= Extracted records =
[Start]

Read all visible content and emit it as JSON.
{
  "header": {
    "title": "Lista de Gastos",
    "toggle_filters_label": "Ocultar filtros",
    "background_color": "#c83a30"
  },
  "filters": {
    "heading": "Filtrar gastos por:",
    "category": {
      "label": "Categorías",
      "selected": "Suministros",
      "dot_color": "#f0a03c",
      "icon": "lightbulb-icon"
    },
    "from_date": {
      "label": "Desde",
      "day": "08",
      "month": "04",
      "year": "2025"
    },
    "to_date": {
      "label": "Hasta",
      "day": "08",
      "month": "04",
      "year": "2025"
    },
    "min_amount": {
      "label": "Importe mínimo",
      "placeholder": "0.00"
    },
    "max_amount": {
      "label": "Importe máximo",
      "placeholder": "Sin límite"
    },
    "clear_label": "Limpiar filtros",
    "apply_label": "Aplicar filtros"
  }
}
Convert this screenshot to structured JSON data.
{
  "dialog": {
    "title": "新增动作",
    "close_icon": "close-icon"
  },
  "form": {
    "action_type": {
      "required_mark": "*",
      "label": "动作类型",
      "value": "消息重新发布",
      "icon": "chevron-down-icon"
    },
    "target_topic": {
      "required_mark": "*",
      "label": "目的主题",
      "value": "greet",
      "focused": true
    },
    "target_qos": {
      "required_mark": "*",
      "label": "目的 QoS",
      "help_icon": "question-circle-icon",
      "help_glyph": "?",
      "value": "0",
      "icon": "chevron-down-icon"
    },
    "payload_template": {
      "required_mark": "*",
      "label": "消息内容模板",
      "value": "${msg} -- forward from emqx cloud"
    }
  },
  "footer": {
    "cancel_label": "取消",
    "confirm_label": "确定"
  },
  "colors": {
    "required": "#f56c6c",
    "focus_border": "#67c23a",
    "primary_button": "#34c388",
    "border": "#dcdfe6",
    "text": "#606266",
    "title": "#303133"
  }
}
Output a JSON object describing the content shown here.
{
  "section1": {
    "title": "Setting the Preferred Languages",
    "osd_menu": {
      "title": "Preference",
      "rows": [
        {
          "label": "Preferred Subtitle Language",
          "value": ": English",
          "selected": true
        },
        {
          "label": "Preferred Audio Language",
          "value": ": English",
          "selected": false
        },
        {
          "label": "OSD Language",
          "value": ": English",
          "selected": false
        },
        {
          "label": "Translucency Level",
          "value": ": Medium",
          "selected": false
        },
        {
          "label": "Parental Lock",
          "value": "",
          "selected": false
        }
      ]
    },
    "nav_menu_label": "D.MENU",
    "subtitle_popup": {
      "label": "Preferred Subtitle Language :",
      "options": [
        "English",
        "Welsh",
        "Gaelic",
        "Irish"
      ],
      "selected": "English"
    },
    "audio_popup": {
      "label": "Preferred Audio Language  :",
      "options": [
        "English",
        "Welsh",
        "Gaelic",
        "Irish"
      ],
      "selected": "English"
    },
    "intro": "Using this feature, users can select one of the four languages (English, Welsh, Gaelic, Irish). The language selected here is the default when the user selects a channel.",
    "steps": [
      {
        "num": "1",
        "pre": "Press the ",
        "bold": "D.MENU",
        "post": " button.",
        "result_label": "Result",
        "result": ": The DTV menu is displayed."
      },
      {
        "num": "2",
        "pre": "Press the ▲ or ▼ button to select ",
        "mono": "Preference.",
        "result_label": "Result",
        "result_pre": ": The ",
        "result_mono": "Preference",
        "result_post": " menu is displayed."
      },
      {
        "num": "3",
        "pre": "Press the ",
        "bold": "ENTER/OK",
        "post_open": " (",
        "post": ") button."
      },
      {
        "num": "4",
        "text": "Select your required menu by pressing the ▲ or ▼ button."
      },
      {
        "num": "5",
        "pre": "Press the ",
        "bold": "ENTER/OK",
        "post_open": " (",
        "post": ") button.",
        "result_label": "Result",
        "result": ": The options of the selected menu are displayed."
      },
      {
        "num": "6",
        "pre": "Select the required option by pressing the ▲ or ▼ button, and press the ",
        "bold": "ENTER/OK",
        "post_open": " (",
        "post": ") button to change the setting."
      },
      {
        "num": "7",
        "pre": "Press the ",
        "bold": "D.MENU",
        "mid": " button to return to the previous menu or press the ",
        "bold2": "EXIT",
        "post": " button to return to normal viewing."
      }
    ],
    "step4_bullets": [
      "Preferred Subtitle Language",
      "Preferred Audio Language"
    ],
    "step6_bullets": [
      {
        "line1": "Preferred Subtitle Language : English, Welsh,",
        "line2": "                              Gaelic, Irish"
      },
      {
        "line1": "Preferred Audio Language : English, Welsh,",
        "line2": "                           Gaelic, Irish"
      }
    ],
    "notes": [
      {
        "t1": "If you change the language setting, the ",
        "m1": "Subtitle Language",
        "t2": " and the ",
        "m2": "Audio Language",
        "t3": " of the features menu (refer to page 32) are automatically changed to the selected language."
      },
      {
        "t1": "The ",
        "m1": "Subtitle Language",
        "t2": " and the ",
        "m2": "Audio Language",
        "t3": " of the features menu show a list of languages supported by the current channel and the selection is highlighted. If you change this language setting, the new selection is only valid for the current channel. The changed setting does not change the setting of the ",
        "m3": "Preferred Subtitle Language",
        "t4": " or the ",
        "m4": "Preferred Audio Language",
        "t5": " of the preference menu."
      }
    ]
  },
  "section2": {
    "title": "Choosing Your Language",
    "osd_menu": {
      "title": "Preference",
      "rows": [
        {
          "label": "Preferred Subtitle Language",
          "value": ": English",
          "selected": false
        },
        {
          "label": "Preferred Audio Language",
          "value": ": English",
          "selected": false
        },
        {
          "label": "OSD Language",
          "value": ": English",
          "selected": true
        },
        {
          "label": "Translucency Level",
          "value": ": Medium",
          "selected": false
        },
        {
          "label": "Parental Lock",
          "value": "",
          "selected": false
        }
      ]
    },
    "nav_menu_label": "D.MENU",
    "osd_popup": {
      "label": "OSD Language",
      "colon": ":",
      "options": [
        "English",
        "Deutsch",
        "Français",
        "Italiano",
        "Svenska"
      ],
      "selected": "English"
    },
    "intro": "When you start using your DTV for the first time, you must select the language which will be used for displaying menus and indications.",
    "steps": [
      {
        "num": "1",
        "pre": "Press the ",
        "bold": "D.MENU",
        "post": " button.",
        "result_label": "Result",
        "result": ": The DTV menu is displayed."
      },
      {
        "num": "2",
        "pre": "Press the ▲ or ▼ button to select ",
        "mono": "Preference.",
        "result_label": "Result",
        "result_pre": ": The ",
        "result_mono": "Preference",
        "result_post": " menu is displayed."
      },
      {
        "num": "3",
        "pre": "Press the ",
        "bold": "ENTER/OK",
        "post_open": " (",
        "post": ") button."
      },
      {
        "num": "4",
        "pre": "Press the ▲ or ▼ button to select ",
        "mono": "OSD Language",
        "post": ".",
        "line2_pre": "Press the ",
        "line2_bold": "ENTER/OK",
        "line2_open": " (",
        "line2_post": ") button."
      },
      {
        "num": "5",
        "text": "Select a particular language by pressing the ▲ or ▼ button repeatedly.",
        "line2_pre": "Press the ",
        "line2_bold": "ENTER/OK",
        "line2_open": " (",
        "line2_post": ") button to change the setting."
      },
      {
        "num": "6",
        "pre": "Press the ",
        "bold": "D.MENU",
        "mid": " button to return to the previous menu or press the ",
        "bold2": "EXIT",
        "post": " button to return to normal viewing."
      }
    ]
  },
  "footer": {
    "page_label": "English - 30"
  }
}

[End]

= Problem requirements =
Write out the entries in full, exactly as given.

= Answer to the problem =
Read all visible content and emit it as JSON.
{
  "header": {
    "title": "Lista de Gastos",
    "toggle_filters_label": "Ocultar filtros",
    "background_color": "#c83a30"
  },
  "filters": {
    "heading": "Filtrar gastos por:",
    "category": {
      "label": "Categorías",
      "selected": "Suministros",
      "dot_color": "#f0a03c",
      "icon": "lightbulb-icon"
    },
    "from_date": {
      "label": "Desde",
      "day": "08",
      "month": "04",
      "year": "2025"
    },
    "to_date": {
      "label": "Hasta",
      "day": "08",
      "month": "04",
      "year": "2025"
    },
    "min_amount": {
      "label": "Importe mínimo",
      "placeholder": "0.00"
    },
    "max_amount": {
      "label": "Importe máximo",
      "placeholder": "Sin límite"
    },
    "clear_label": "Limpiar filtros",
    "apply_label": "Aplicar filtros"
  }
}
Convert this screenshot to structured JSON data.
{
  "dialog": {
    "title": "新增动作",
    "close_icon": "close-icon"
  },
  "form": {
    "action_type": {
      "required_mark": "*",
      "label": "动作类型",
      "value": "消息重新发布",
      "icon": "chevron-down-icon"
    },
    "target_topic": {
      "required_mark": "*",
      "label": "目的主题",
      "value": "greet",
      "focused": true
    },
    "target_qos": {
      "required_mark": "*",
      "label": "目的 QoS",
      "help_icon": "question-circle-icon",
      "help_glyph": "?",
      "value": "0",
      "icon": "chevron-down-icon"
    },
    "payload_template": {
      "required_mark": "*",
      "label": "消息内容模板",
      "value": "${msg} -- forward from emqx cloud"
    }
  },
  "footer": {
    "cancel_label": "取消",
    "confirm_label": "确定"
  },
  "colors": {
    "required": "#f56c6c",
    "focus_border": "#67c23a",
    "primary_button": "#34c388",
    "border": "#dcdfe6",
    "text": "#606266",
    "title": "#303133"
  }
}
Output a JSON object describing the content shown here.
{
  "section1": {
    "title": "Setting the Preferred Languages",
    "osd_menu": {
      "title": "Preference",
      "rows": [
        {
          "label": "Preferred Subtitle Language",
          "value": ": English",
          "selected": true
        },
        {
          "label": "Preferred Audio Language",
          "value": ": English",
          "selected": false
        },
        {
          "label": "OSD Language",
          "value": ": English",
          "selected": false
        },
        {
          "label": "Translucency Level",
          "value": ": Medium",
          "selected": false
        },
        {
          "label": "Parental Lock",
          "value": "",
          "selected": false
        }
      ]
    },
    "nav_menu_label": "D.MENU",
    "subtitle_popup": {
      "label": "Preferred Subtitle Language :",
      "options": [
        "English",
        "Welsh",
        "Gaelic",
        "Irish"
      ],
      "selected": "English"
    },
    "audio_popup": {
      "label": "Preferred Audio Language  :",
      "options": [
        "English",
        "Welsh",
        "Gaelic",
        "Irish"
      ],
      "selected": "English"
    },
    "intro": "Using this feature, users can select one of the four languages (English, Welsh, Gaelic, Irish). The language selected here is the default when the user selects a channel.",
    "steps": [
      {
        "num": "1",
        "pre": "Press the ",
        "bold": "D.MENU",
        "post": " button.",
        "result_label": "Result",
        "result": ": The DTV menu is displayed."
      },
      {
        "num": "2",
        "pre": "Press the ▲ or ▼ button to select ",
        "mono": "Preference.",
        "result_label": "Result",
        "result_pre": ": The ",
        "result_mono": "Preference",
        "result_post": " menu is displayed."
      },
      {
        "num": "3",
        "pre": "Press the ",
        "bold": "ENTER/OK",
        "post_open": " (",
        "post": ") button."
      },
      {
        "num": "4",
        "text": "Select your required menu by pressing the ▲ or ▼ button."
      },
      {
        "num": "5",
        "pre": "Press the ",
        "bold": "ENTER/OK",
        "post_open": " (",
        "post": ") button.",
        "result_label": "Result",
        "result": ": The options of the selected menu are displayed."
      },
      {
        "num": "6",
        "pre": "Select the required option by pressing the ▲ or ▼ button, and press the ",
        "bold": "ENTER/OK",
        "post_open": " (",
        "post": ") button to change the setting."
      },
      {
        "num": "7",
        "pre": "Press the ",
        "bold": "D.MENU",
        "mid": " button to return to the previous menu or press the ",
        "bold2": "EXIT",
        "post": " button to return to normal viewing."
      }
    ],
    "step4_bullets": [
      "Preferred Subtitle Language",
      "Preferred Audio Language"
    ],
    "step6_bullets": [
      {
        "line1": "Preferred Subtitle Language : English, Welsh,",
        "line2": "                              Gaelic, Irish"
      },
      {
        "line1": "Preferred Audio Language : English, Welsh,",
        "line2": "                           Gaelic, Irish"
      }
    ],
    "notes": [
      {
        "t1": "If you change the language setting, the ",
        "m1": "Subtitle Language",
        "t2": " and the ",
        "m2": "Audio Language",
        "t3": " of the features menu (refer to page 32) are automatically changed to the selected language."
      },
      {
        "t1": "The ",
        "m1": "Subtitle Language",
        "t2": " and the ",
        "m2": "Audio Language",
        "t3": " of the features menu show a list of languages supported by the current channel and the selection is highlighted. If you change this language setting, the new selection is only valid for the current channel. The changed setting does not change the setting of the ",
        "m3": "Preferred Subtitle Language",
        "t4": " or the ",
        "m4": "Preferred Audio Language",
        "t5": " of the preference menu."
      }
    ]
  },
  "section2": {
    "title": "Choosing Your Language",
    "osd_menu": {
      "title": "Preference",
      "rows": [
        {
          "label": "Preferred Subtitle Language",
          "value": ": English",
          "selected": false
        },
        {
          "label": "Preferred Audio Language",
          "value": ": English",
          "selected": false
        },
        {
          "label": "OSD Language",
          "value": ": English",
          "selected": true
        },
        {
          "label": "Translucency Level",
          "value": ": Medium",
          "selected": false
        },
        {
          "label": "Parental Lock",
          "value": "",
          "selected": false
        }
      ]
    },
    "nav_menu_label": "D.MENU",
    "osd_popup": {
      "label": "OSD Language",
      "colon": ":",
      "options": [
        "English",
        "Deutsch",
        "Français",
        "Italiano",
        "Svenska"
      ],
      "selected": "English"
    },
    "intro": "When you start using your DTV for the first time, you must select the language which will be used for displaying menus and indications.",
    "steps": [
      {
        "num": "1",
        "pre": "Press the ",
        "bold": "D.MENU",
        "post": " button.",
        "result_label": "Result",
        "result": ": The DTV menu is displayed."
      },
      {
        "num": "2",
        "pre": "Press the ▲ or ▼ button to select ",
        "mono": "Preference.",
        "result_label": "Result",
        "result_pre": ": The ",
        "result_mono": "Preference",
        "result_post": " menu is displayed."
      },
      {
        "num": "3",
        "pre": "Press the ",
        "bold": "ENTER/OK",
        "post_open": " (",
        "post": ") button."
      },
      {
        "num": "4",
        "pre": "Press the ▲ or ▼ button to select ",
        "mono": "OSD Language",
        "post": ".",
        "line2_pre": "Press the ",
        "line2_bold": "ENTER/OK",
        "line2_open": " (",
        "line2_post": ") button."
      },
      {
        "num": "5",
        "text": "Select a particular language by pressing the ▲ or ▼ button repeatedly.",
        "line2_pre": "Press the ",
        "line2_bold": "ENTER/OK",
        "line2_open": " (",
        "line2_post": ") button to change the setting."
      },
      {
        "num": "6",
        "pre": "Press the ",
        "bold": "D.MENU",
        "mid": " button to return to the previous menu or press the ",
        "bold2": "EXIT",
        "post": " button to return to normal viewing."
      }
    ]
  },
  "footer": {
    "page_label": "English - 30"
  }
}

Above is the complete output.